─── WORKING DATA

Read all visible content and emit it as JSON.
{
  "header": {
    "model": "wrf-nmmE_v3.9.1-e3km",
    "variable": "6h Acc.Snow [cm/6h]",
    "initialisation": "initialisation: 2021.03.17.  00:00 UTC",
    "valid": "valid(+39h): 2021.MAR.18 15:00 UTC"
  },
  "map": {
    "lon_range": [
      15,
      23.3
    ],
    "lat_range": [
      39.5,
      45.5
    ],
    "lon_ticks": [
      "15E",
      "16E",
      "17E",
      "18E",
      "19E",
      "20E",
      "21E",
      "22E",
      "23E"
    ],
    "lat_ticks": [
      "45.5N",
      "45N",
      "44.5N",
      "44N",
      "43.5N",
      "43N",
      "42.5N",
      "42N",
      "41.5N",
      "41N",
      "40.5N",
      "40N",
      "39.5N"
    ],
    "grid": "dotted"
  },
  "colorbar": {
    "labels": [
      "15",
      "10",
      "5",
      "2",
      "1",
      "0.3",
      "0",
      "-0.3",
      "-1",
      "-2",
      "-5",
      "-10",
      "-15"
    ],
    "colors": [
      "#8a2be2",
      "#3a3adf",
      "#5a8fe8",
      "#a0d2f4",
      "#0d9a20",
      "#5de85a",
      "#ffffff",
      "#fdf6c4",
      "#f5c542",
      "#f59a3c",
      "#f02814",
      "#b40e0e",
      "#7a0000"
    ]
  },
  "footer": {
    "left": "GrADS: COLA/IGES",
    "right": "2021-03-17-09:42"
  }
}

──────

→ DIRECTIVE:
Output an exact copy of each record.

→ ANSWER IN FULL:
Read all visible content and emit it as JSON.
{
  "header": {
    "model": "wrf-nmmE_v3.9.1-e3km",
    "variable": "6h Acc.Snow [cm/6h]",
    "initialisation": "initialisation: 2021.03.17.  00:00 UTC",
    "valid": "valid(+39h): 2021.MAR.18 15:00 UTC"
  },
  "map": {
    "lon_range": [
      15,
      23.3
    ],
    "lat_range": [
      39.5,
      45.5
    ],
    "lon_ticks": [
      "15E",
      "16E",
      "17E",
      "18E",
      "19E",
      "20E",
      "21E",
      "22E",
      "23E"
    ],
    "lat_ticks": [
      "45.5N",
      "45N",
      "44.5N",
      "44N",
      "43.5N",
      "43N",
      "42.5N",
      "42N",
      "41.5N",
      "41N",
      "40.5N",
      "40N",
      "39.5N"
    ],
    "grid": "dotted"
  },
  "colorbar": {
    "labels": [
      "15",
      "10",
      "5",
      "2",
      "1",
      "0.3",
      "0",
      "-0.3",
      "-1",
      "-2",
      "-5",
      "-10",
      "-15"
    ],
    "colors": [
      "#8a2be2",
      "#3a3adf",
      "#5a8fe8",
      "#a0d2f4",
      "#0d9a20",
      "#5de85a",
      "#ffffff",
      "#fdf6c4",
      "#f5c542",
      "#f59a3c",
      "#f02814",
      "#b40e0e",
      "#7a0000"
    ]
  },
  "footer": {
    "left": "GrADS: COLA/IGES",
    "right": "2021-03-17-09:42"
  }
}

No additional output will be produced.